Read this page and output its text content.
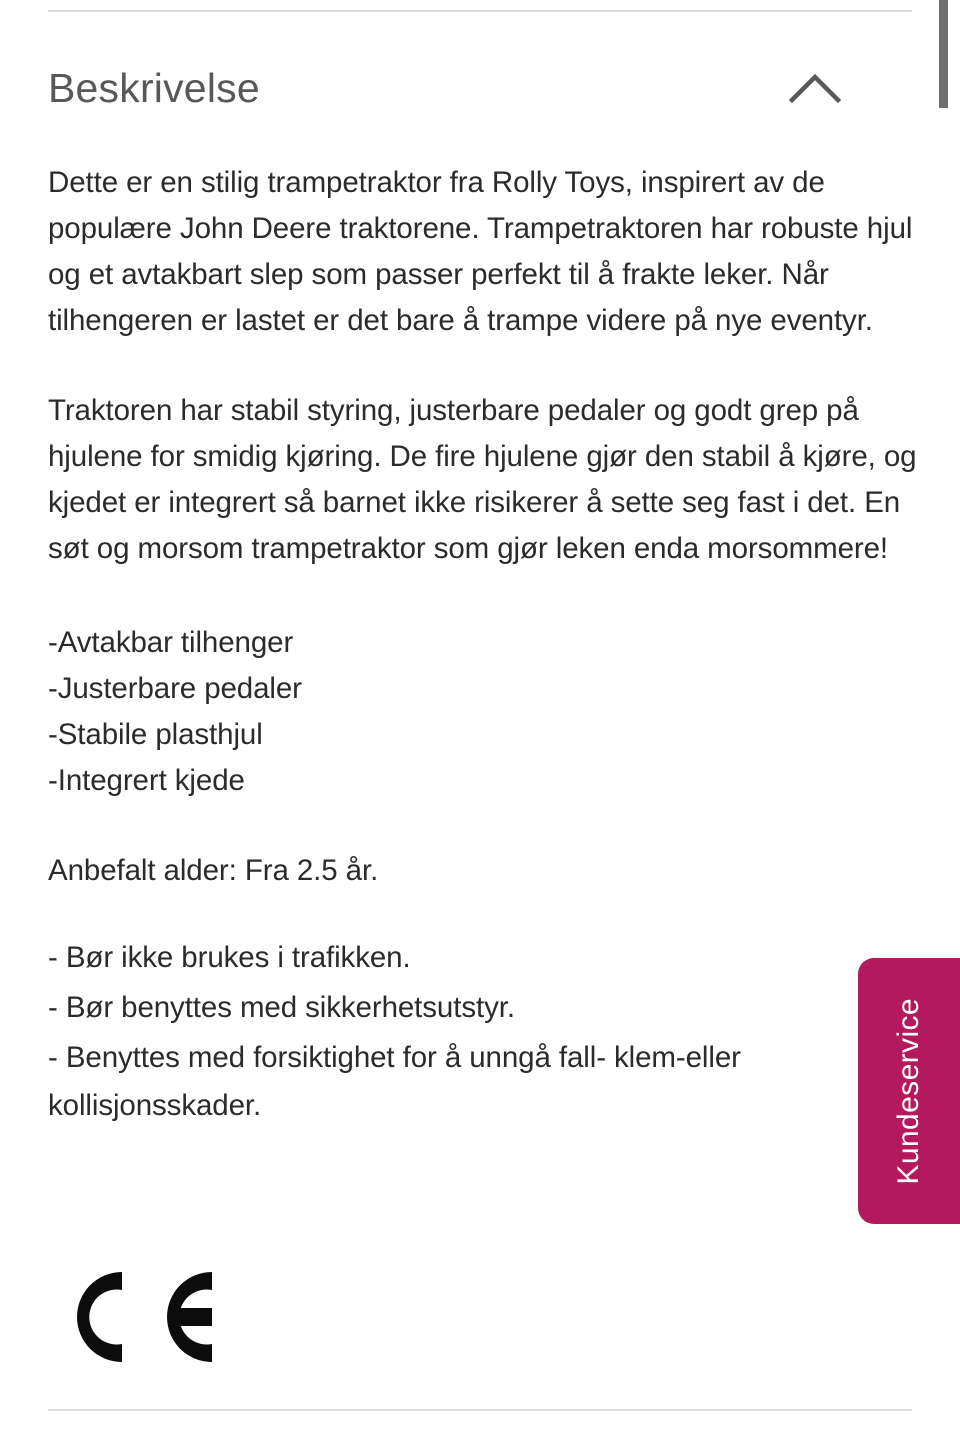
Beskrivelse

Dette er en stilig trampetraktor fra Rolly Toys, inspirert av de populære John Deere traktorene. Trampetraktoren har robuste hjul og et avtakbart slep som passer perfekt til å frakte leker. Når tilhengeren er lastet er det bare å trampe videre på nye eventyr.

Traktoren har stabil styring, justerbare pedaler og godt grep på hjulene for smidig kjøring. De fire hjulene gjør den stabil å kjøre, og kjedet er integrert så barnet ikke risikerer å sette seg fast i det. En søt og morsom trampetraktor som gjør leken enda morsommere!

-Avtakbar tilhenger
-Justerbare pedaler
-Stabile plasthjul
-Integrert kjede
Anbefalt alder: Fra 2.5 år.
- Bør ikke brukes i trafikken.
- Bør benyttes med sikkerhetsutstyr.
- Benyttes med forsiktighet for å unngå fall- klem-eller kollisjonsskader.	Kundeservice
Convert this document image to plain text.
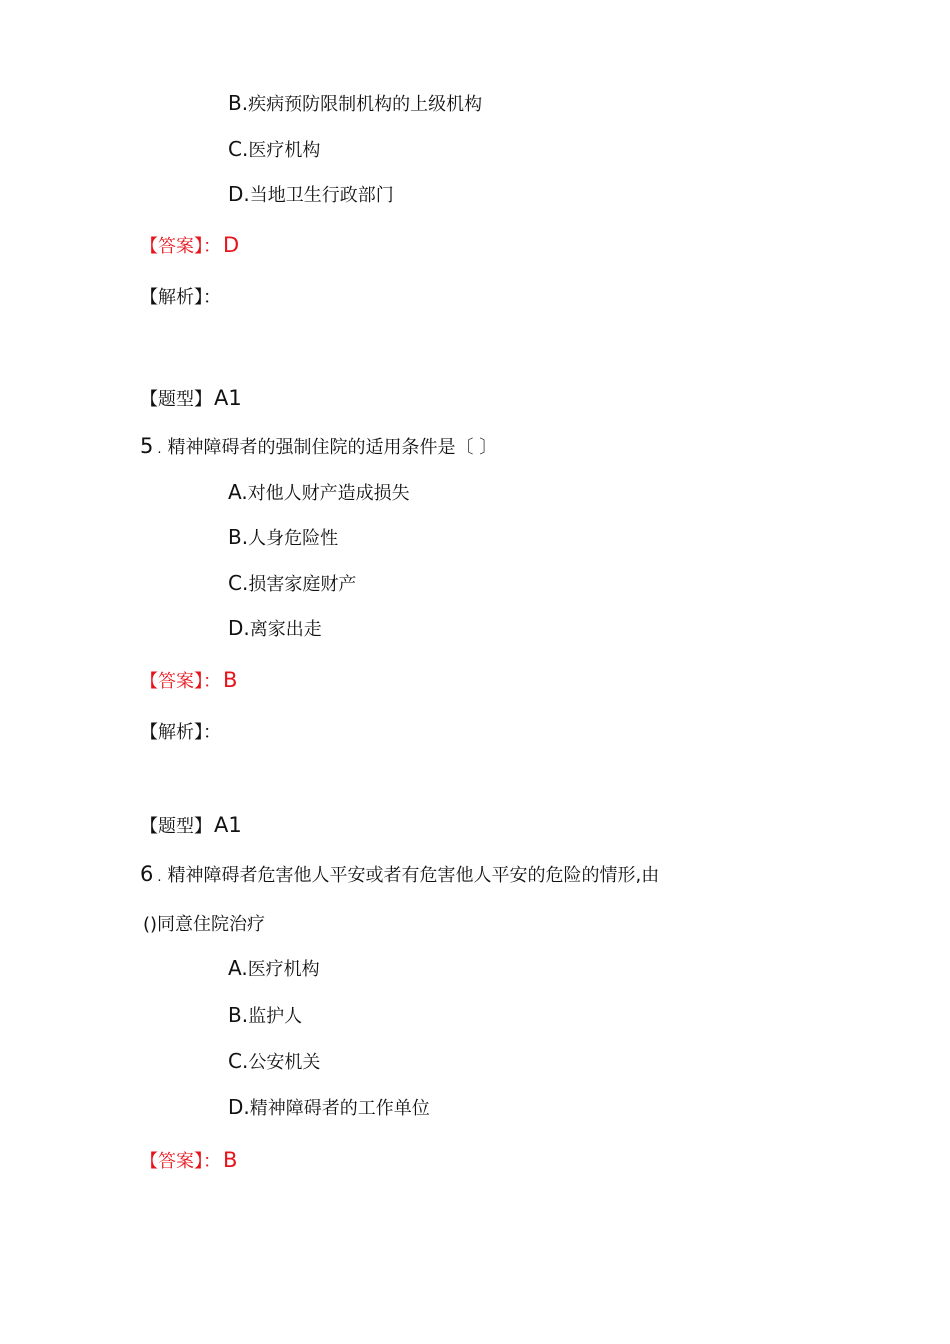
B.疾病预防限制机构的上级机构
C.医疗机构
D.当地卫生行政部门
【答案】：D
【解析】：
【题型】A1
5 . 精神障碍者的强制住院的适用条件是〔 〕
A.对他人财产造成损失
B.人身危险性
C.损害家庭财产
D.离家出走
【答案】：B
【解析】：
【题型】A1
6 . 精神障碍者危害他人平安或者有危害他人平安的危险的情形,由
()同意住院治疗
A.医疗机构
B.监护人
C.公安机关
D.精神障碍者的工作单位
【答案】：B
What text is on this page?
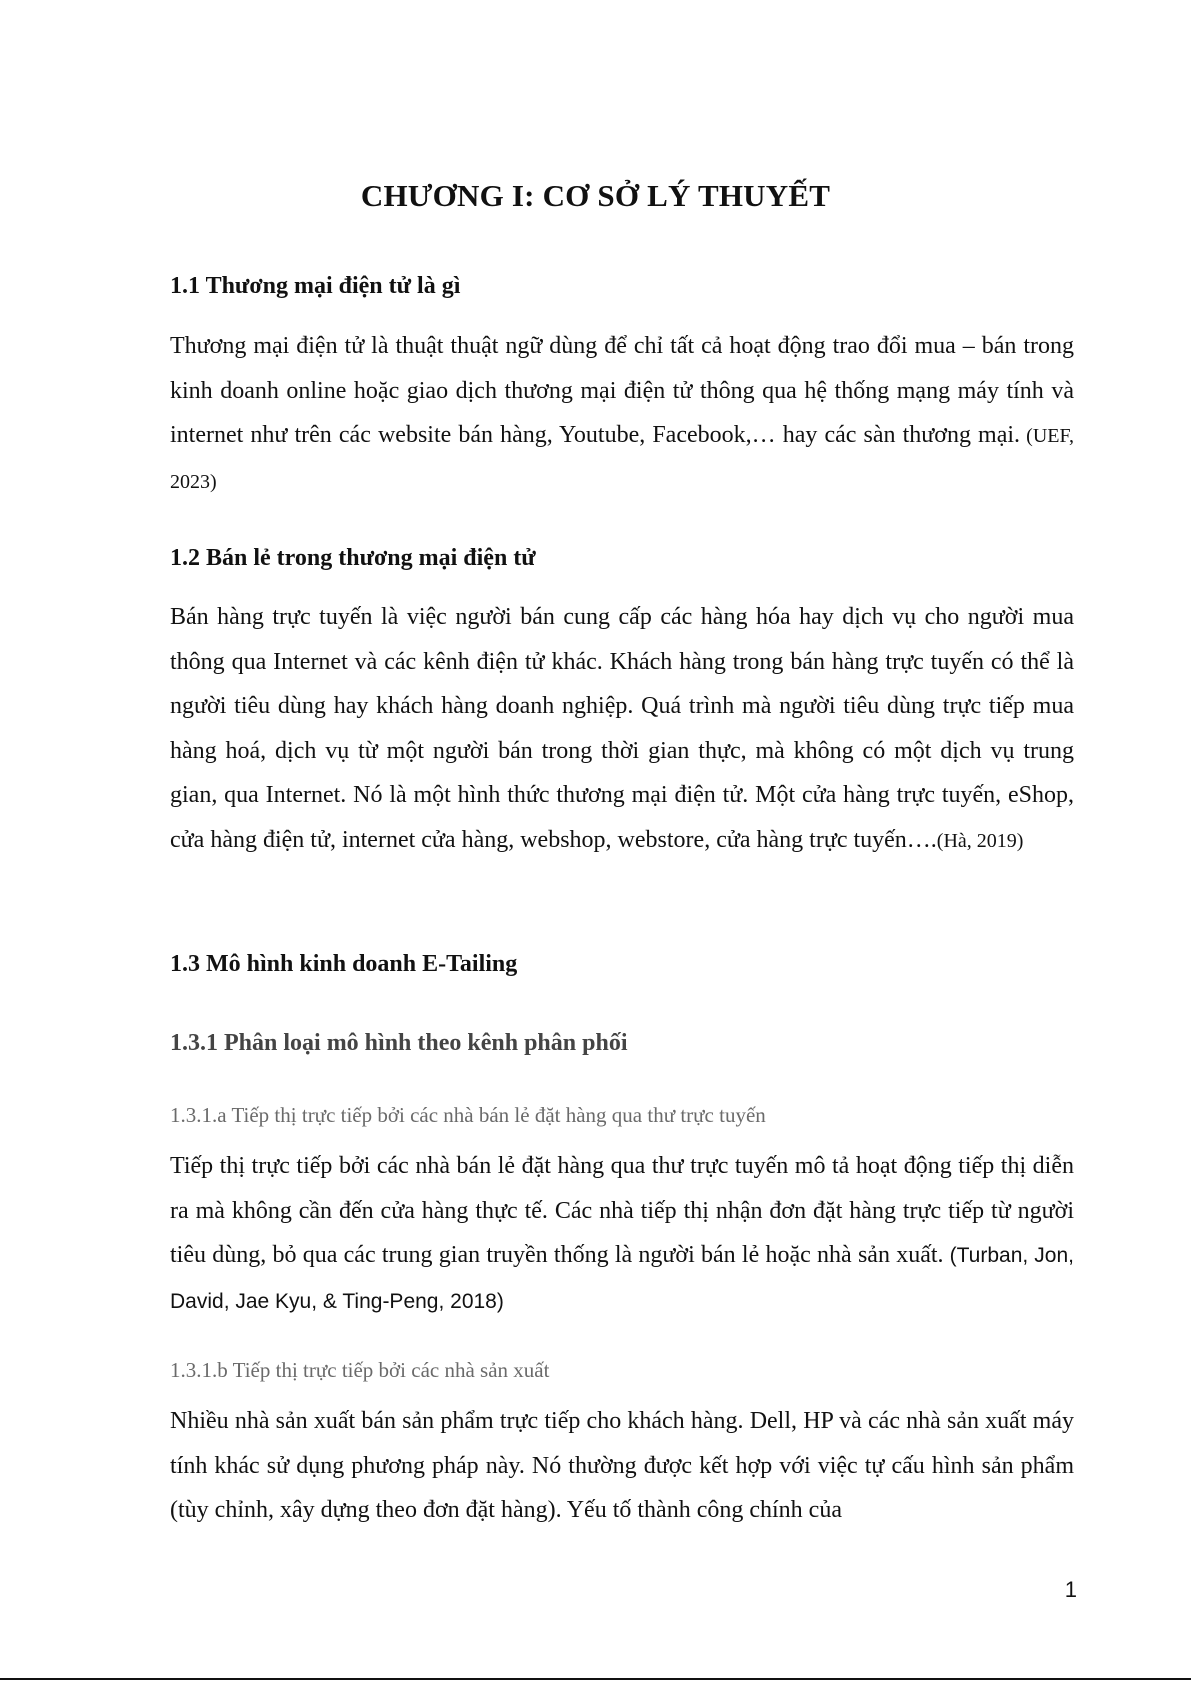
CHƯƠNG I: CƠ SỞ LÝ THUYẾT
1.1 Thương mại điện tử là gì

Thương mại điện tử là thuật thuật ngữ dùng để chỉ tất cả hoạt động trao đổi mua – bán trong kinh doanh online hoặc giao dịch thương mại điện tử thông qua hệ thống mạng máy tính và internet như trên các website bán hàng, Youtube, Facebook,… hay các sàn thương mại. (UEF, 2023)

1.2 Bán lẻ trong thương mại điện tử

Bán hàng trực tuyến là việc người bán cung cấp các hàng hóa hay dịch vụ cho người mua thông qua Internet và các kênh điện tử khác. Khách hàng trong bán hàng trực tuyến có thể là người tiêu dùng hay khách hàng doanh nghiệp. Quá trình mà người tiêu dùng trực tiếp mua hàng hoá, dịch vụ từ một người bán trong thời gian thực, mà không có một dịch vụ trung gian, qua Internet. Nó là một hình thức thương mại điện tử. Một cửa hàng trực tuyến, eShop, cửa hàng điện tử, internet cửa hàng, webshop, webstore, cửa hàng trực tuyến….(Hà, 2019)

1.3 Mô hình kinh doanh E-Tailing
1.3.1 Phân loại mô hình theo kênh phân phối
1.3.1.a Tiếp thị trực tiếp bởi các nhà bán lẻ đặt hàng qua thư trực tuyến

Tiếp thị trực tiếp bởi các nhà bán lẻ đặt hàng qua thư trực tuyến mô tả hoạt động tiếp thị diễn ra mà không cần đến cửa hàng thực tế. Các nhà tiếp thị nhận đơn đặt hàng trực tiếp từ người tiêu dùng, bỏ qua các trung gian truyền thống là người bán lẻ hoặc nhà sản xuất. (Turban, Jon, David, Jae Kyu, & Ting-Peng, 2018)

1.3.1.b Tiếp thị trực tiếp bởi các nhà sản xuất

Nhiều nhà sản xuất bán sản phẩm trực tiếp cho khách hàng. Dell, HP và các nhà sản xuất máy tính khác sử dụng phương pháp này. Nó thường được kết hợp với việc tự cấu hình sản phẩm (tùy chỉnh, xây dựng theo đơn đặt hàng). Yếu tố thành công chính của

1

▬▬▬▬▬▬▬▬▬▬

● **TASK**: Set the data above down again exactly as given, with no pictures.

● **CORRECT RESPONSE**:
Read this page and output its text content.
Beskrivelse

Dette er en stilig trampetraktor fra Rolly Toys, inspirert av de populære John Deere traktorene. Trampetraktoren har robuste hjul og et avtakbart slep som passer perfekt til å frakte leker. Når tilhengeren er lastet er det bare å trampe videre på nye eventyr.

Traktoren har stabil styring, justerbare pedaler og godt grep på hjulene for smidig kjøring. De fire hjulene gjør den stabil å kjøre, og kjedet er integrert så barnet ikke risikerer å sette seg fast i det. En søt og morsom trampetraktor som gjør leken enda morsommere!

-Avtakbar tilhenger
-Justerbare pedaler
-Stabile plasthjul
-Integrert kjede
Anbefalt alder: Fra 2.5 år.
- Bør ikke brukes i trafikken.
- Bør benyttes med sikkerhetsutstyr.
- Benyttes med forsiktighet for å unngå fall- klem-eller kollisjonsskader.	Kundeservice
Convert this document image to plain text.
B.疾病预防限制机构的上级机构
C.医疗机构
D.当地卫生行政部门
【答案】：D
【解析】：
【题型】A1
5 . 精神障碍者的强制住院的适用条件是〔 〕
A.对他人财产造成损失
B.人身危险性
C.损害家庭财产
D.离家出走
【答案】：B
【解析】：
【题型】A1
6 . 精神障碍者危害他人平安或者有危害他人平安的危险的情形,由
()同意住院治疗
A.医疗机构
B.监护人
C.公安机关
D.精神障碍者的工作单位
【答案】：B
What text is on this page?
CHƯƠNG I: CƠ SỞ LÝ THUYẾT
1.1 Thương mại điện tử là gì

Thương mại điện tử là thuật thuật ngữ dùng để chỉ tất cả hoạt động trao đổi mua – bán trong kinh doanh online hoặc giao dịch thương mại điện tử thông qua hệ thống mạng máy tính và internet như trên các website bán hàng, Youtube, Facebook,… hay các sàn thương mại. (UEF, 2023)

1.2 Bán lẻ trong thương mại điện tử

Bán hàng trực tuyến là việc người bán cung cấp các hàng hóa hay dịch vụ cho người mua thông qua Internet và các kênh điện tử khác. Khách hàng trong bán hàng trực tuyến có thể là người tiêu dùng hay khách hàng doanh nghiệp. Quá trình mà người tiêu dùng trực tiếp mua hàng hoá, dịch vụ từ một người bán trong thời gian thực, mà không có một dịch vụ trung gian, qua Internet. Nó là một hình thức thương mại điện tử. Một cửa hàng trực tuyến, eShop, cửa hàng điện tử, internet cửa hàng, webshop, webstore, cửa hàng trực tuyến….(Hà, 2019)

1.3 Mô hình kinh doanh E-Tailing
1.3.1 Phân loại mô hình theo kênh phân phối
1.3.1.a Tiếp thị trực tiếp bởi các nhà bán lẻ đặt hàng qua thư trực tuyến

Tiếp thị trực tiếp bởi các nhà bán lẻ đặt hàng qua thư trực tuyến mô tả hoạt động tiếp thị diễn ra mà không cần đến cửa hàng thực tế. Các nhà tiếp thị nhận đơn đặt hàng trực tiếp từ người tiêu dùng, bỏ qua các trung gian truyền thống là người bán lẻ hoặc nhà sản xuất. (Turban, Jon, David, Jae Kyu, & Ting-Peng, 2018)

1.3.1.b Tiếp thị trực tiếp bởi các nhà sản xuất

Nhiều nhà sản xuất bán sản phẩm trực tiếp cho khách hàng. Dell, HP và các nhà sản xuất máy tính khác sử dụng phương pháp này. Nó thường được kết hợp với việc tự cấu hình sản phẩm (tùy chỉnh, xây dựng theo đơn đặt hàng). Yếu tố thành công chính của

1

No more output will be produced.